Stored items
┌──
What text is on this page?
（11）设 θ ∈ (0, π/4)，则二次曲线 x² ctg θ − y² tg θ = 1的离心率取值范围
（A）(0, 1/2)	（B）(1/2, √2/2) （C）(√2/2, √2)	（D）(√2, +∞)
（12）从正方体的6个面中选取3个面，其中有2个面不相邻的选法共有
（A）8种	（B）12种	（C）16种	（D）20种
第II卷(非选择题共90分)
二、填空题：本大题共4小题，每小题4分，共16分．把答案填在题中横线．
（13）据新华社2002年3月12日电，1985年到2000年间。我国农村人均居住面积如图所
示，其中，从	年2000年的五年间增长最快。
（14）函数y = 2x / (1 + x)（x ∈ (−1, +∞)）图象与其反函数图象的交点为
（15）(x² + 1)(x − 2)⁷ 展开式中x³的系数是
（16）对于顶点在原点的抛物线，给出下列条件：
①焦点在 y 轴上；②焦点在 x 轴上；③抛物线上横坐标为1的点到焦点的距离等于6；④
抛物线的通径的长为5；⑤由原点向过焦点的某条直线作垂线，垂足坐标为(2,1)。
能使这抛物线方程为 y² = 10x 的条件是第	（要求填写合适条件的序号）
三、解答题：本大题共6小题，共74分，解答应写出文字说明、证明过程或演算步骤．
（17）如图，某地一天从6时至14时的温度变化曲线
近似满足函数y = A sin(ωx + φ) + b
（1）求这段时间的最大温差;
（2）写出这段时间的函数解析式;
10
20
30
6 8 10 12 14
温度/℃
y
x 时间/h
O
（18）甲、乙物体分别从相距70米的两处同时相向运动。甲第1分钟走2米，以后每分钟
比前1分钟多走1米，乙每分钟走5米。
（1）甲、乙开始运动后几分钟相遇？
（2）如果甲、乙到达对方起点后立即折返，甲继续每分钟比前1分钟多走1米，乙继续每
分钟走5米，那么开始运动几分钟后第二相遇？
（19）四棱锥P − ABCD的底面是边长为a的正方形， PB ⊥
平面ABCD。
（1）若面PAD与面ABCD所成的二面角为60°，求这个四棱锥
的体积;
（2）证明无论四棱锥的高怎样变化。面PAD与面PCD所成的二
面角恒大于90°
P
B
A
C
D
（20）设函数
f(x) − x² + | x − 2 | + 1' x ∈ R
└──
The records above must be output exactly, in full.

SOLUTION FOR THIS EXERCISE:
What text is on this page?
（11）设 θ ∈ (0, π/4)，则二次曲线 x² ctg θ − y² tg θ = 1的离心率取值范围
（A）(0, 1/2)	（B）(1/2, √2/2) （C）(√2/2, √2)	（D）(√2, +∞)
（12）从正方体的6个面中选取3个面，其中有2个面不相邻的选法共有
（A）8种	（B）12种	（C）16种	（D）20种
第II卷(非选择题共90分)
二、填空题：本大题共4小题，每小题4分，共16分．把答案填在题中横线．
（13）据新华社2002年3月12日电，1985年到2000年间。我国农村人均居住面积如图所
示，其中，从	年2000年的五年间增长最快。
（14）函数y = 2x / (1 + x)（x ∈ (−1, +∞)）图象与其反函数图象的交点为
（15）(x² + 1)(x − 2)⁷ 展开式中x³的系数是
（16）对于顶点在原点的抛物线，给出下列条件：
①焦点在 y 轴上；②焦点在 x 轴上；③抛物线上横坐标为1的点到焦点的距离等于6；④
抛物线的通径的长为5；⑤由原点向过焦点的某条直线作垂线，垂足坐标为(2,1)。
能使这抛物线方程为 y² = 10x 的条件是第	（要求填写合适条件的序号）
三、解答题：本大题共6小题，共74分，解答应写出文字说明、证明过程或演算步骤．
（17）如图，某地一天从6时至14时的温度变化曲线
近似满足函数y = A sin(ωx + φ) + b
（1）求这段时间的最大温差;
（2）写出这段时间的函数解析式;
10
20
30
6 8 10 12 14
温度/℃
y
x 时间/h
O
（18）甲、乙物体分别从相距70米的两处同时相向运动。甲第1分钟走2米，以后每分钟
比前1分钟多走1米，乙每分钟走5米。
（1）甲、乙开始运动后几分钟相遇？
（2）如果甲、乙到达对方起点后立即折返，甲继续每分钟比前1分钟多走1米，乙继续每
分钟走5米，那么开始运动几分钟后第二相遇？
（19）四棱锥P − ABCD的底面是边长为a的正方形， PB ⊥
平面ABCD。
（1）若面PAD与面ABCD所成的二面角为60°，求这个四棱锥
的体积;
（2）证明无论四棱锥的高怎样变化。面PAD与面PCD所成的二
面角恒大于90°
P
B
A
C
D
（20）设函数
f(x) − x² + | x − 2 | + 1' x ∈ R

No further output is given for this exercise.